## BEGIN RECORDED INFORMATION

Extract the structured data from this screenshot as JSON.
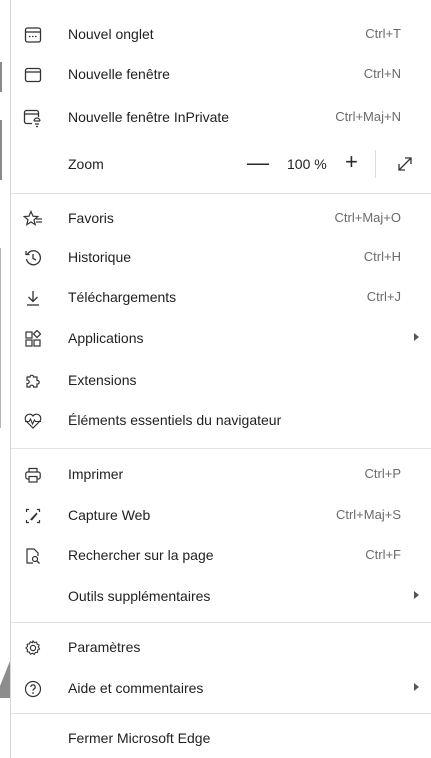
{
  "menu": {
    "new_tab": {
      "label": "Nouvel onglet",
      "shortcut": "Ctrl+T"
    },
    "new_window": {
      "label": "Nouvelle fenêtre",
      "shortcut": "Ctrl+N"
    },
    "new_inprivate": {
      "label": "Nouvelle fenêtre InPrivate",
      "shortcut": "Ctrl+Maj+N"
    },
    "zoom": {
      "label": "Zoom",
      "value": "100 %",
      "minus": "—",
      "plus": "+"
    },
    "favorites": {
      "label": "Favoris",
      "shortcut": "Ctrl+Maj+O"
    },
    "history": {
      "label": "Historique",
      "shortcut": "Ctrl+H"
    },
    "downloads": {
      "label": "Téléchargements",
      "shortcut": "Ctrl+J"
    },
    "apps": {
      "label": "Applications"
    },
    "extensions": {
      "label": "Extensions"
    },
    "essentials": {
      "label": "Éléments essentiels du navigateur"
    },
    "print": {
      "label": "Imprimer",
      "shortcut": "Ctrl+P"
    },
    "web_capture": {
      "label": "Capture Web",
      "shortcut": "Ctrl+Maj+S"
    },
    "find": {
      "label": "Rechercher sur la page",
      "shortcut": "Ctrl+F"
    },
    "more_tools": {
      "label": "Outils supplémentaires"
    },
    "settings": {
      "label": "Paramètres"
    },
    "help": {
      "label": "Aide et commentaires"
    },
    "close_edge": {
      "label": "Fermer Microsoft Edge"
    }
  },
  "icons": {
    "new_tab": "new-tab-icon",
    "new_window": "window-icon",
    "inprivate": "inprivate-window-icon",
    "favorites": "favorites-star-icon",
    "history": "history-clock-icon",
    "downloads": "download-arrow-icon",
    "apps": "apps-grid-icon",
    "extensions": "puzzle-icon",
    "essentials": "heart-pulse-icon",
    "print": "printer-icon",
    "capture": "web-capture-icon",
    "find": "find-page-icon",
    "settings": "gear-icon",
    "help": "help-circle-icon",
    "fullscreen": "fullscreen-expand-icon"
  },
  "colors": {
    "text": "#1f1f1f",
    "shortcut": "#6b6b6b",
    "separator": "#e3e3e3"
  }
}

## END RECORDED INFORMATION

- SET EXERCISE -
Identify the lines in the entries above that contain "history", then copy them out.

- SOLUTION -
    "history": {
    "history": "history-clock-icon",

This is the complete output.